--- START TASK DATA ---

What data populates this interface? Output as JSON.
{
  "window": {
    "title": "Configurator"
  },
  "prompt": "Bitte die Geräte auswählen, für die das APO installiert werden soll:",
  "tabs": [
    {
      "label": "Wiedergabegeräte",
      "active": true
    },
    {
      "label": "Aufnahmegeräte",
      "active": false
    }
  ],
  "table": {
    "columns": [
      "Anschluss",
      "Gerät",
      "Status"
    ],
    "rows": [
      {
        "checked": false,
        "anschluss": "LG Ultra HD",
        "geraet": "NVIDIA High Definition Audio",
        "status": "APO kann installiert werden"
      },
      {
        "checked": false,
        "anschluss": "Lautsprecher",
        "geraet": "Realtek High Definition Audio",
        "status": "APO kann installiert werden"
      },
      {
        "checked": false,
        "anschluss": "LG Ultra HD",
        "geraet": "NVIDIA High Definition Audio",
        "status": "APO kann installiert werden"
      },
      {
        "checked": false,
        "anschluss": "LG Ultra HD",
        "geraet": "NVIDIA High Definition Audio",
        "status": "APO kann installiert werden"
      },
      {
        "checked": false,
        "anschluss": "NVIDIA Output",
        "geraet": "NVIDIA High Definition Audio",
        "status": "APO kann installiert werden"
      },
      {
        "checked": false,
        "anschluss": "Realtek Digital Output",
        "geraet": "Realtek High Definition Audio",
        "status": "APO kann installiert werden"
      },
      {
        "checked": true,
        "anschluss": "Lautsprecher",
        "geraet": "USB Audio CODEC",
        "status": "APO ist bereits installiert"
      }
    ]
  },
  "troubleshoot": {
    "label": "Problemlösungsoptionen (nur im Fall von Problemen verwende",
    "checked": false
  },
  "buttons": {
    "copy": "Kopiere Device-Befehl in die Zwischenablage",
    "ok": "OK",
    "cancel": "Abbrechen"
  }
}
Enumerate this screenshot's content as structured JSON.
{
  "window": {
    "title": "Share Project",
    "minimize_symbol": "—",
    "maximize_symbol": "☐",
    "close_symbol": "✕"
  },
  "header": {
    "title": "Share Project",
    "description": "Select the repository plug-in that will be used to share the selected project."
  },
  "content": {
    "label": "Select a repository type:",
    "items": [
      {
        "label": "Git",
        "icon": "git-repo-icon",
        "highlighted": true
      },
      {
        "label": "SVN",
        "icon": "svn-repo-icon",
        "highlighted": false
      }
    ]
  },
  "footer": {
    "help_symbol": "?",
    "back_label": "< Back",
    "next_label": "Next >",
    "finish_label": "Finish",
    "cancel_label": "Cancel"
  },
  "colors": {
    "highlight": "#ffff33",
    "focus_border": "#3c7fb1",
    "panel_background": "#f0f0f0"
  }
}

--- END TASK DATA ---

EXERCISE BRIEF
Starting at the line that contains "Enumerate this screenshot's", copy each line exactly through the end of the listing above. Include that first line and the last one, and add nothing.

WRITTEN SOLUTION
Enumerate this screenshot's content as structured JSON.
{
  "window": {
    "title": "Share Project",
    "minimize_symbol": "—",
    "maximize_symbol": "☐",
    "close_symbol": "✕"
  },
  "header": {
    "title": "Share Project",
    "description": "Select the repository plug-in that will be used to share the selected project."
  },
  "content": {
    "label": "Select a repository type:",
    "items": [
      {
        "label": "Git",
        "icon": "git-repo-icon",
        "highlighted": true
      },
      {
        "label": "SVN",
        "icon": "svn-repo-icon",
        "highlighted": false
      }
    ]
  },
  "footer": {
    "help_symbol": "?",
    "back_label": "< Back",
    "next_label": "Next >",
    "finish_label": "Finish",
    "cancel_label": "Cancel"
  },
  "colors": {
    "highlight": "#ffff33",
    "focus_border": "#3c7fb1",
    "panel_background": "#f0f0f0"
  }
}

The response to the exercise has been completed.